Count every line in the following entries where the word "国际经济与贸易" appears. Give the count alone.

Saved entries:
============
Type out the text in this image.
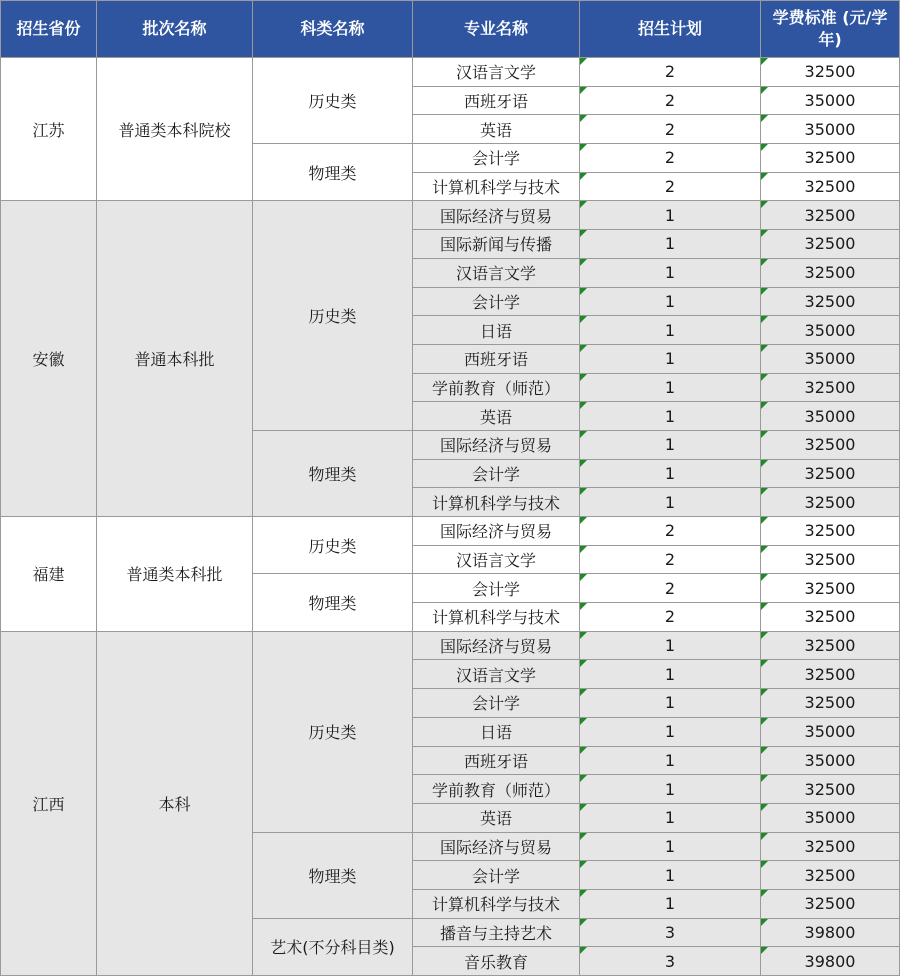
招生省份	批次名称	科类名称	专业名称	招生计划	学费标准 (元/学年)
江苏	普通类本科院校	历史类	汉语言文学	2	32500
			西班牙语	2	35000
			英语	2	35000
		物理类	会计学	2	32500
			计算机科学与技术	2	32500
安徽	普通本科批	历史类	国际经济与贸易	1	32500
			国际新闻与传播	1	32500
			汉语言文学	1	32500
			会计学	1	32500
			日语	1	35000
			西班牙语	1	35000
			学前教育（师范）	1	32500
			英语	1	35000
		物理类	国际经济与贸易	1	32500
			会计学	1	32500
			计算机科学与技术	1	32500
福建	普通类本科批	历史类	国际经济与贸易	2	32500
			汉语言文学	2	32500
		物理类	会计学	2	32500
			计算机科学与技术	2	32500
江西	本科	历史类	国际经济与贸易	1	32500
			汉语言文学	1	32500
			会计学	1	32500
			日语	1	35000
			西班牙语	1	35000
			学前教育（师范）	1	32500
			英语	1	35000
		物理类	国际经济与贸易	1	32500
			会计学	1	32500
			计算机科学与技术	1	32500
		艺术(不分科目类)	播音与主持艺术	3	39800
			音乐教育	3	39800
============
Right answer:
5